* What the task requires:
Using the data below, gather each line that includes the word "Matched".

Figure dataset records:
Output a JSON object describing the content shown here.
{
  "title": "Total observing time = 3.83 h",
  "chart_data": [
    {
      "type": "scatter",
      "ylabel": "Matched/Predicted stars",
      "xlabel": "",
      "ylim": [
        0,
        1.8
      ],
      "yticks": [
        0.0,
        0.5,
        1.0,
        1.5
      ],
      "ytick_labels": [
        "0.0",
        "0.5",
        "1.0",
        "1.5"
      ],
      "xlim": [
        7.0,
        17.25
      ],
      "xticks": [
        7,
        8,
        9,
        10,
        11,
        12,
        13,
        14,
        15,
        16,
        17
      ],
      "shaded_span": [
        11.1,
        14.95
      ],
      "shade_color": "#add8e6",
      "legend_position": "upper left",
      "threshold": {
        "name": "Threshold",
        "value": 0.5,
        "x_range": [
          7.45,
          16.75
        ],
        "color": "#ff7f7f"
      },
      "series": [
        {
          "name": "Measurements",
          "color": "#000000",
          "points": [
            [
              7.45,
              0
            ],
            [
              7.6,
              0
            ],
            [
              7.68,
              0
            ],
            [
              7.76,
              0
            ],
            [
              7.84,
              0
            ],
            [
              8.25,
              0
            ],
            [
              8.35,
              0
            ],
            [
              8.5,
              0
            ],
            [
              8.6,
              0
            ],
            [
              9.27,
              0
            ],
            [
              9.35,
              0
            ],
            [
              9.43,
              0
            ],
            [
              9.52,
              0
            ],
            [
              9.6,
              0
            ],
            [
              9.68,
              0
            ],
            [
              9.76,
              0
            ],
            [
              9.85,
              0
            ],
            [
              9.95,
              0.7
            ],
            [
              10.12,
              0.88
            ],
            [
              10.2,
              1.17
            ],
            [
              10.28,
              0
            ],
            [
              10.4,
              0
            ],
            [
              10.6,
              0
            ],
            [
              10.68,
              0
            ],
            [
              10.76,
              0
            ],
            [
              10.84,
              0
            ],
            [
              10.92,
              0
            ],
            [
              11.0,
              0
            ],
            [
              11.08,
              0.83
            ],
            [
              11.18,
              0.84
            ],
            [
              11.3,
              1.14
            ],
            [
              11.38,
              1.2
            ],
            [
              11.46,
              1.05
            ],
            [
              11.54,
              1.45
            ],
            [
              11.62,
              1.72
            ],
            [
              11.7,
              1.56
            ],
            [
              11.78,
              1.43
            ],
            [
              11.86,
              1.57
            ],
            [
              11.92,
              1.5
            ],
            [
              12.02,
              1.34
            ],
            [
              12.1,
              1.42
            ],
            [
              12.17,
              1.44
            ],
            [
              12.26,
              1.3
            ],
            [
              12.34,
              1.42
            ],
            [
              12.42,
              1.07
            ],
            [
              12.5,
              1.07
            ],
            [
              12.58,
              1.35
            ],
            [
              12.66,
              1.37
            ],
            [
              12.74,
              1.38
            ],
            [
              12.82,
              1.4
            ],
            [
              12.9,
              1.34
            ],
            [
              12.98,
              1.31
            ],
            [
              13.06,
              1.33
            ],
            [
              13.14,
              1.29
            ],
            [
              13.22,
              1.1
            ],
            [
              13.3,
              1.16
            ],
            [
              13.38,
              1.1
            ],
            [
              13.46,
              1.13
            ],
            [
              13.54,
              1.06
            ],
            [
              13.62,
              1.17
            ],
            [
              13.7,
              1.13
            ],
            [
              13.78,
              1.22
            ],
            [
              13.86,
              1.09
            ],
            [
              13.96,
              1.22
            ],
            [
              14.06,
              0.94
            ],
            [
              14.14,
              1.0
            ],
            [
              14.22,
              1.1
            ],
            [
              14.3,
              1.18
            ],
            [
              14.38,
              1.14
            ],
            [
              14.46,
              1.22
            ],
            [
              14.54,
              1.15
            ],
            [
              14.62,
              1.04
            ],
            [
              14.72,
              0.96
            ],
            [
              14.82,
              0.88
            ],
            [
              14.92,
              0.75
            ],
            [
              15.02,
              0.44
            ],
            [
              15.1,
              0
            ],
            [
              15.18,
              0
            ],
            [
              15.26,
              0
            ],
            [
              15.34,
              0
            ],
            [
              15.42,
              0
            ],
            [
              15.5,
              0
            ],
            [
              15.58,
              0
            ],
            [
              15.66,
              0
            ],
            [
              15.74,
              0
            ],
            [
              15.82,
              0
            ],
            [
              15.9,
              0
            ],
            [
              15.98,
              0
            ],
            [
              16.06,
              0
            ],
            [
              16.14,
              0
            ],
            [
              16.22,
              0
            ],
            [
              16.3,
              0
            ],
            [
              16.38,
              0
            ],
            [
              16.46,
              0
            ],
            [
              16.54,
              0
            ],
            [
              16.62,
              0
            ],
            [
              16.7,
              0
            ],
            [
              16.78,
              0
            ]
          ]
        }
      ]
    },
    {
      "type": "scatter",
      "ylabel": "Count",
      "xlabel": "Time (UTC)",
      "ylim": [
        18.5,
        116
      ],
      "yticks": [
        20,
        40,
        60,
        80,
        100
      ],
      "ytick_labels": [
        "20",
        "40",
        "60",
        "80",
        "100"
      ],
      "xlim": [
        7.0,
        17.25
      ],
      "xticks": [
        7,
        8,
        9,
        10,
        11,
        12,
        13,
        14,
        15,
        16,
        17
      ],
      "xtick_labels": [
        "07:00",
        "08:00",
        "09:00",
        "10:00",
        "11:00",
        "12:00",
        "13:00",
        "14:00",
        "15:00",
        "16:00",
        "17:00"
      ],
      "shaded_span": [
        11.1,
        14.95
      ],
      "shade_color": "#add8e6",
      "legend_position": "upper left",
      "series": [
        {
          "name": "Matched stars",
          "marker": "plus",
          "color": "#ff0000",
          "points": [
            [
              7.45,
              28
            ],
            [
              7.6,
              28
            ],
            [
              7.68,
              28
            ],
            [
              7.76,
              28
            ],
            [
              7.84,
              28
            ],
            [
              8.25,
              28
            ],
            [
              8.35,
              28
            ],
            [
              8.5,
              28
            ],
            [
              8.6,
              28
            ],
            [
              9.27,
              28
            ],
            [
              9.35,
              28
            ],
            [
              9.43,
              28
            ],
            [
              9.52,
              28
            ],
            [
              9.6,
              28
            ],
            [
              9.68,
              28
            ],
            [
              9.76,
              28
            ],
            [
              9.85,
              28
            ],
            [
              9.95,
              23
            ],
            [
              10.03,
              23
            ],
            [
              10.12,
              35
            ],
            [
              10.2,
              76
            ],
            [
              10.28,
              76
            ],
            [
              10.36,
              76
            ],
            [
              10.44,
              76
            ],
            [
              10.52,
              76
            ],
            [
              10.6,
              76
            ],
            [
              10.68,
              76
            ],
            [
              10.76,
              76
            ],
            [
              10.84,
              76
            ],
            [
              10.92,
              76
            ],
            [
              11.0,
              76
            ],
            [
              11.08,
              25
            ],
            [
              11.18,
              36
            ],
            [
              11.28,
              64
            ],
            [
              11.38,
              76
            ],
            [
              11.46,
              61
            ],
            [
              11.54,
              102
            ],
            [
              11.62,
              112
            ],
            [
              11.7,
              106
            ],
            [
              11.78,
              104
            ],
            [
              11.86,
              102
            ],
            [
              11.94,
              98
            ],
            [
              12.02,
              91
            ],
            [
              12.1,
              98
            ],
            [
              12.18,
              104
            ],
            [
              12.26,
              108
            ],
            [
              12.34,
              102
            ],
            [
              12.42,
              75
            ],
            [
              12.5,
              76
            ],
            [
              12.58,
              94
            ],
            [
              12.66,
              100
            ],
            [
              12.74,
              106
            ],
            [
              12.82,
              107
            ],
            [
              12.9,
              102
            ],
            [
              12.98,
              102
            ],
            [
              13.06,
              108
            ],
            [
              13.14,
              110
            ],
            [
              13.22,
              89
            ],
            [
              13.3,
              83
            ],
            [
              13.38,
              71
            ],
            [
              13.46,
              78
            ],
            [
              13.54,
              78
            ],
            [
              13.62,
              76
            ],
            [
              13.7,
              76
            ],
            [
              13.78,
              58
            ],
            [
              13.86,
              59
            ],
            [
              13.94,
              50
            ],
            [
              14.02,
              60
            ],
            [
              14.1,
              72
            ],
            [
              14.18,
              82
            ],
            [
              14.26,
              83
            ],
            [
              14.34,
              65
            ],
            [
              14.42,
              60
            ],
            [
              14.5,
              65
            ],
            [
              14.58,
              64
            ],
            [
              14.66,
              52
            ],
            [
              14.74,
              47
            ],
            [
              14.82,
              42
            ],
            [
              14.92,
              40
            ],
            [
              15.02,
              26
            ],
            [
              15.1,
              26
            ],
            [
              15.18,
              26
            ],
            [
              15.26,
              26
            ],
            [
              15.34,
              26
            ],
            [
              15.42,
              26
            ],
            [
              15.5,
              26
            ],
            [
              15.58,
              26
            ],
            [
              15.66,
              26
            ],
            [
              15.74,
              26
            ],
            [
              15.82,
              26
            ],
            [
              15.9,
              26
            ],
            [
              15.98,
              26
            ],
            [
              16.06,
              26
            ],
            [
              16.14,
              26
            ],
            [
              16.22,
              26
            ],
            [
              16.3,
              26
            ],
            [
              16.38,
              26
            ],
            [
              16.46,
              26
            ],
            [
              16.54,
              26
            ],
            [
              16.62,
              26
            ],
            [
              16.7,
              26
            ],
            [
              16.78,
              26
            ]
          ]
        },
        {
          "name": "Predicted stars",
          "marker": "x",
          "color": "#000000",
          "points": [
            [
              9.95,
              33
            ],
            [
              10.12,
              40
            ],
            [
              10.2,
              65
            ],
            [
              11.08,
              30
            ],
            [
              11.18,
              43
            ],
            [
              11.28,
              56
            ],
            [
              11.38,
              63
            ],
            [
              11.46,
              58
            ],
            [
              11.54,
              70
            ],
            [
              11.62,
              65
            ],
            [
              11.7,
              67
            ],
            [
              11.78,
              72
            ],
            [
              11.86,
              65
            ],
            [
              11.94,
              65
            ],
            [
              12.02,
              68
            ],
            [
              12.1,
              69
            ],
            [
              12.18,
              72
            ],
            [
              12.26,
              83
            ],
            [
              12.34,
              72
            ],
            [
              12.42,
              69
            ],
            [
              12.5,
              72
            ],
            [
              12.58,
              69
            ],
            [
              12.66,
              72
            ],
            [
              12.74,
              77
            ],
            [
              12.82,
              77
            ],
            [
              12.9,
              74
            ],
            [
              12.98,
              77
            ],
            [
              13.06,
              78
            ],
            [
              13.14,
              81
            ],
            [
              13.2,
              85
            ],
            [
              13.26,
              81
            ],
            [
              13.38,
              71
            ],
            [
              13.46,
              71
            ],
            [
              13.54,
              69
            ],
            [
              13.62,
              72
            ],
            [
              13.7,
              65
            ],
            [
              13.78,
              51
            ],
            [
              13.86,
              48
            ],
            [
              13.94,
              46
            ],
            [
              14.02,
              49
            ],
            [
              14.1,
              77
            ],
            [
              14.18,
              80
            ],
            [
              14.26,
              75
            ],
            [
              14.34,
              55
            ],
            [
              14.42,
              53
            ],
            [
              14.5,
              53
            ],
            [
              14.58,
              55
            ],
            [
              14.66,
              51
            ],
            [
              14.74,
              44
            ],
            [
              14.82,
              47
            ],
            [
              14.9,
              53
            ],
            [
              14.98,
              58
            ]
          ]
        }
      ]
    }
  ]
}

* Solution to this task:
      "ylabel": "Matched/Predicted stars",
          "name": "Matched stars",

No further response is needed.